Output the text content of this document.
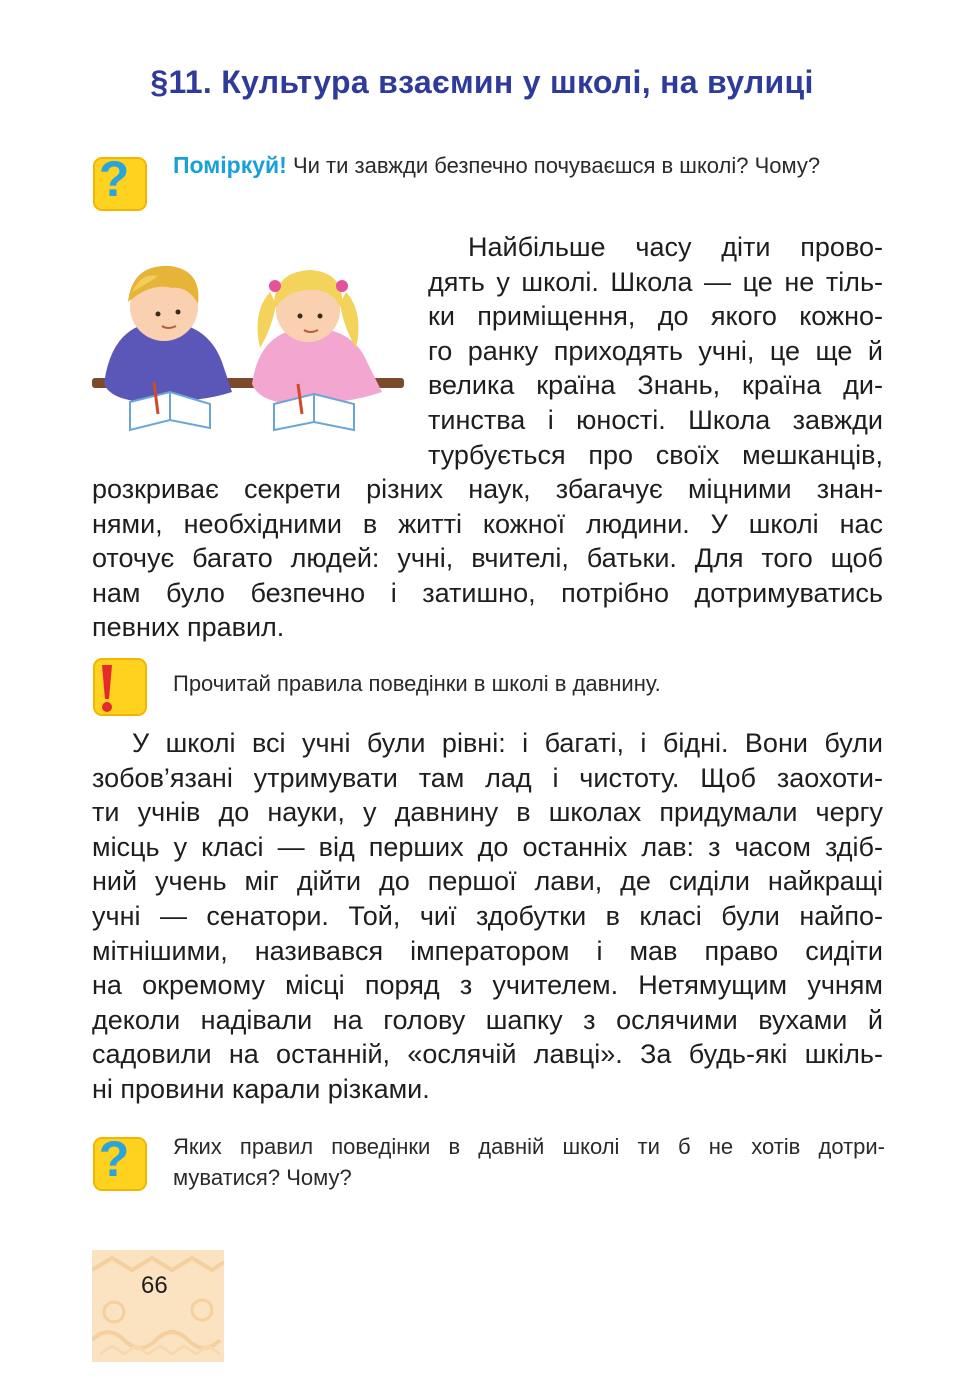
§11. Культура взаємин у школі, на вулиці
? Поміркуй! Чи ти завжди безпечно почуваєшся в школі? Чому?
Найбільше часу діти прово-
дять у школі. Школа — це не тіль-
ки приміщення, до якого кожно-
го ранку приходять учні, це ще й
велика країна Знань, країна ди-
тинства і юності. Школа завжди
турбується про своїх мешканців,
розкриває секрети різних наук, збагачує міцними знан-
нями, необхідними в житті кожної людини. У школі нас
оточує багато людей: учні, вчителі, батьки. Для того щоб
нам було безпечно і затишно, потрібно дотримуватись
певних правил.
Прочитай правила поведінки в школі в давнину.
У школі всі учні були рівні: і багаті, і бідні. Вони були
зобов’язані утримувати там лад і чистоту. Щоб заохоти-
ти учнів до науки, у давнину в школах придумали чергу
місць у класі — від перших до останніх лав: з часом здіб-
ний учень міг дійти до першої лави, де сиділи найкращі
учні — сенатори. Той, чиї здобутки в класі були найпо-
мітнішими, називався імператором і мав право сидіти
на окремому місці поряд з учителем. Нетямущим учням
деколи надівали на голову шапку з ослячими вухами й
садовили на останній, «ослячій лавці». За будь-які шкіль-
ні провини карали різками.
? Яких правил поведінки в давній школі ти б не хотів дотри-
муватися? Чому?
66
- - -
REQUIRED TASK
From the material, report only how many lines include the word "класі".

COMPLETE OUTPUT
2